== Directions for this task ==
Extract every line of the material that holds the string "following".
#### Given records
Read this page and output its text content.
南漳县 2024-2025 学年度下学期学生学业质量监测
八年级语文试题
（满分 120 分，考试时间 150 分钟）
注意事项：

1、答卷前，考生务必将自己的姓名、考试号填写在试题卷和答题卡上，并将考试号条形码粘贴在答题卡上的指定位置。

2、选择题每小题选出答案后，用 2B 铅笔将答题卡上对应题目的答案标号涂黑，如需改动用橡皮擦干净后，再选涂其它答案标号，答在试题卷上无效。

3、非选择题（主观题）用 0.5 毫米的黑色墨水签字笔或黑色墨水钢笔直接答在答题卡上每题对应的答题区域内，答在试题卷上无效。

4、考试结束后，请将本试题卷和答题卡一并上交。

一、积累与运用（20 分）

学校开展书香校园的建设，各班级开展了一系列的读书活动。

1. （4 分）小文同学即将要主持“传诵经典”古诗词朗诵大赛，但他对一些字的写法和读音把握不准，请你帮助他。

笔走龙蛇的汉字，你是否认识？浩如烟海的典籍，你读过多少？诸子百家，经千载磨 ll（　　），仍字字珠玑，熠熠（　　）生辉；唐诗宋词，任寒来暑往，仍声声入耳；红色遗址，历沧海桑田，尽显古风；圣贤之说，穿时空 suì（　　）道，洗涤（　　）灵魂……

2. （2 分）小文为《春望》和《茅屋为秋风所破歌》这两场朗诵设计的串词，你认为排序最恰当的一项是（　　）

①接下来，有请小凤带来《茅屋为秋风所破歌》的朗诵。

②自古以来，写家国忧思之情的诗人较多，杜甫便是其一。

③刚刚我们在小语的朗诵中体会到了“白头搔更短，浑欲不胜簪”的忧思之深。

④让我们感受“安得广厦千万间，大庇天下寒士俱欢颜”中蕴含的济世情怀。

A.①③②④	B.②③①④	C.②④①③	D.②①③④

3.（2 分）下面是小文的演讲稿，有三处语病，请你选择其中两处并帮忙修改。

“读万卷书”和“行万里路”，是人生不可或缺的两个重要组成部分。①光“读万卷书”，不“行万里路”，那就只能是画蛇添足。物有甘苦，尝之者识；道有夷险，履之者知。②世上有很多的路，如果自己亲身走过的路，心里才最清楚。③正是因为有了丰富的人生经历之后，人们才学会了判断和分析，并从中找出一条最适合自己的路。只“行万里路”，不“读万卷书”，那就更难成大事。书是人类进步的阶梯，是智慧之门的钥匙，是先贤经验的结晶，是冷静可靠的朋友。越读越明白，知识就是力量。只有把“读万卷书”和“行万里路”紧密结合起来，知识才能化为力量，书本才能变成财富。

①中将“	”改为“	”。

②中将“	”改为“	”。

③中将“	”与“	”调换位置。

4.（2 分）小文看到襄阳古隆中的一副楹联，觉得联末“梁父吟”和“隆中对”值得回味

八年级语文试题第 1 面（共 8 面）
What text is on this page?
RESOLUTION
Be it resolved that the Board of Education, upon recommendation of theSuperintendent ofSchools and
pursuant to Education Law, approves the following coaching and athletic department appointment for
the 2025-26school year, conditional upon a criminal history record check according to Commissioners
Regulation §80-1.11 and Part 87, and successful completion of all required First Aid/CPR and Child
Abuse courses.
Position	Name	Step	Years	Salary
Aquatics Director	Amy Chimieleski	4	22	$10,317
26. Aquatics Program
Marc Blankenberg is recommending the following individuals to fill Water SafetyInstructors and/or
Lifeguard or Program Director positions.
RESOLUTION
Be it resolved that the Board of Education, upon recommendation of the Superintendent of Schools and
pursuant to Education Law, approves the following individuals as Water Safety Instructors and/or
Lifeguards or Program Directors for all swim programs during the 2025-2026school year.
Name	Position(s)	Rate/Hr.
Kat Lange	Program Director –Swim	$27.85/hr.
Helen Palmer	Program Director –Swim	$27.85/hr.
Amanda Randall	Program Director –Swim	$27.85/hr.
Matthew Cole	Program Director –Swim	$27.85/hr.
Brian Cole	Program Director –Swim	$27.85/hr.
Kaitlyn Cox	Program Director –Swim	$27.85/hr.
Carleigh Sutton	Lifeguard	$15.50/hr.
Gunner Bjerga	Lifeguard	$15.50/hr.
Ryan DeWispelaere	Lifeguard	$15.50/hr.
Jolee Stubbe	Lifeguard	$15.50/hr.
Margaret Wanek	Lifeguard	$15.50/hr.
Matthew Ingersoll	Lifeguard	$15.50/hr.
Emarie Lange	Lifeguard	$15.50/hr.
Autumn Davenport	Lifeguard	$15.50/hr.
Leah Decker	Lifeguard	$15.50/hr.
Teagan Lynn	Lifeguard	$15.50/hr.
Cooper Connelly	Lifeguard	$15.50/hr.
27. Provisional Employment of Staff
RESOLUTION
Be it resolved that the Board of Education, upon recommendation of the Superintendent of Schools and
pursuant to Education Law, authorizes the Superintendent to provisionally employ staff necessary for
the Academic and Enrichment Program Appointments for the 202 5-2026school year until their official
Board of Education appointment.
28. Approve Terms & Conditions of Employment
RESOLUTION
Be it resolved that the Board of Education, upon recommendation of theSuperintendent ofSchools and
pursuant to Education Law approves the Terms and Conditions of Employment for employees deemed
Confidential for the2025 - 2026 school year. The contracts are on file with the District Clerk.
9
########
== Complete answer ==
pursuant to Education Law, approves the following coaching and athletic department appointment for
Marc Blankenberg is recommending the following individuals to fill Water SafetyInstructors and/or
pursuant to Education Law, approves the following individuals as Water Safety Instructors and/or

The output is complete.